Instructions to follow
Transcribe the records that follow in their entirety, omitting any pictures.
[START]
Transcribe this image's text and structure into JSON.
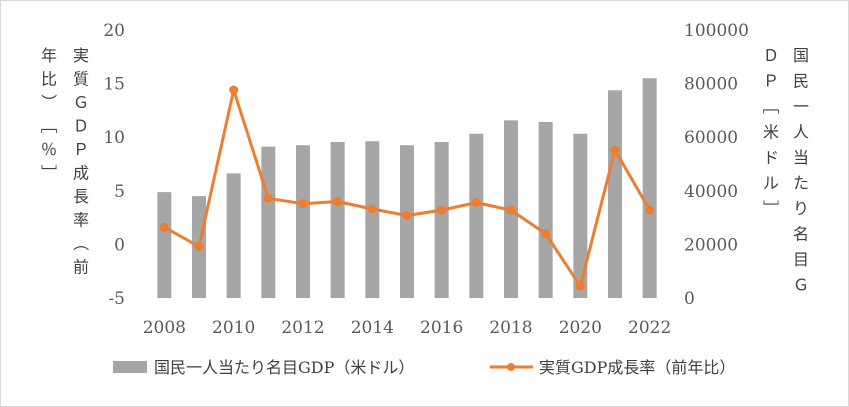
{
  "chart_data": {
    "type": "bar+line",
    "categories": [
      "2008",
      "2009",
      "2010",
      "2011",
      "2012",
      "2013",
      "2014",
      "2015",
      "2016",
      "2017",
      "2018",
      "2019",
      "2020",
      "2021",
      "2022"
    ],
    "series": [
      {
        "name": "国民一人当たり名目GDP（米ドル）",
        "type": "bar",
        "axis": "right",
        "color": "#a6a6a6",
        "values": [
          39500,
          38000,
          46500,
          56500,
          57000,
          58200,
          58500,
          57000,
          58200,
          61300,
          66300,
          65700,
          61300,
          77500,
          82000
        ]
      },
      {
        "name": "実質GDP成長率（前年比）",
        "type": "line",
        "axis": "left",
        "color": "#ed7d31",
        "values": [
          1.6,
          -0.2,
          14.4,
          4.3,
          3.8,
          4.0,
          3.3,
          2.7,
          3.2,
          3.9,
          3.2,
          1.0,
          -3.9,
          8.8,
          3.2
        ]
      }
    ],
    "left_axis": {
      "label": "実質ＧＤＰ成長率（前年比）［％］",
      "ylim": [
        -5,
        20
      ],
      "ticks": [
        "20",
        "15",
        "10",
        "5",
        "0",
        "-5"
      ]
    },
    "right_axis": {
      "label": "国民一人当たり名目ＧＤＰ［米ドル］",
      "ylim": [
        0,
        100000
      ],
      "ticks": [
        "100000",
        "80000",
        "60000",
        "40000",
        "20000",
        "0"
      ]
    },
    "x_tick_labels": [
      "2008",
      "2010",
      "2012",
      "2014",
      "2016",
      "2018",
      "2020",
      "2022"
    ],
    "legend": {
      "placement": "bottom",
      "bar_label": "国民一人当たり名目GDP（米ドル）",
      "line_label": "実質GDP成長率（前年比）"
    }
  }
}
[END]
Exercise output
Transcribe this image's text and structure into JSON.
{
  "chart_data": {
    "type": "bar+line",
    "categories": [
      "2008",
      "2009",
      "2010",
      "2011",
      "2012",
      "2013",
      "2014",
      "2015",
      "2016",
      "2017",
      "2018",
      "2019",
      "2020",
      "2021",
      "2022"
    ],
    "series": [
      {
        "name": "国民一人当たり名目GDP（米ドル）",
        "type": "bar",
        "axis": "right",
        "color": "#a6a6a6",
        "values": [
          39500,
          38000,
          46500,
          56500,
          57000,
          58200,
          58500,
          57000,
          58200,
          61300,
          66300,
          65700,
          61300,
          77500,
          82000
        ]
      },
      {
        "name": "実質GDP成長率（前年比）",
        "type": "line",
        "axis": "left",
        "color": "#ed7d31",
        "values": [
          1.6,
          -0.2,
          14.4,
          4.3,
          3.8,
          4.0,
          3.3,
          2.7,
          3.2,
          3.9,
          3.2,
          1.0,
          -3.9,
          8.8,
          3.2
        ]
      }
    ],
    "left_axis": {
      "label": "実質ＧＤＰ成長率（前年比）［％］",
      "ylim": [
        -5,
        20
      ],
      "ticks": [
        "20",
        "15",
        "10",
        "5",
        "0",
        "-5"
      ]
    },
    "right_axis": {
      "label": "国民一人当たり名目ＧＤＰ［米ドル］",
      "ylim": [
        0,
        100000
      ],
      "ticks": [
        "100000",
        "80000",
        "60000",
        "40000",
        "20000",
        "0"
      ]
    },
    "x_tick_labels": [
      "2008",
      "2010",
      "2012",
      "2014",
      "2016",
      "2018",
      "2020",
      "2022"
    ],
    "legend": {
      "placement": "bottom",
      "bar_label": "国民一人当たり名目GDP（米ドル）",
      "line_label": "実質GDP成長率（前年比）"
    }
  }
}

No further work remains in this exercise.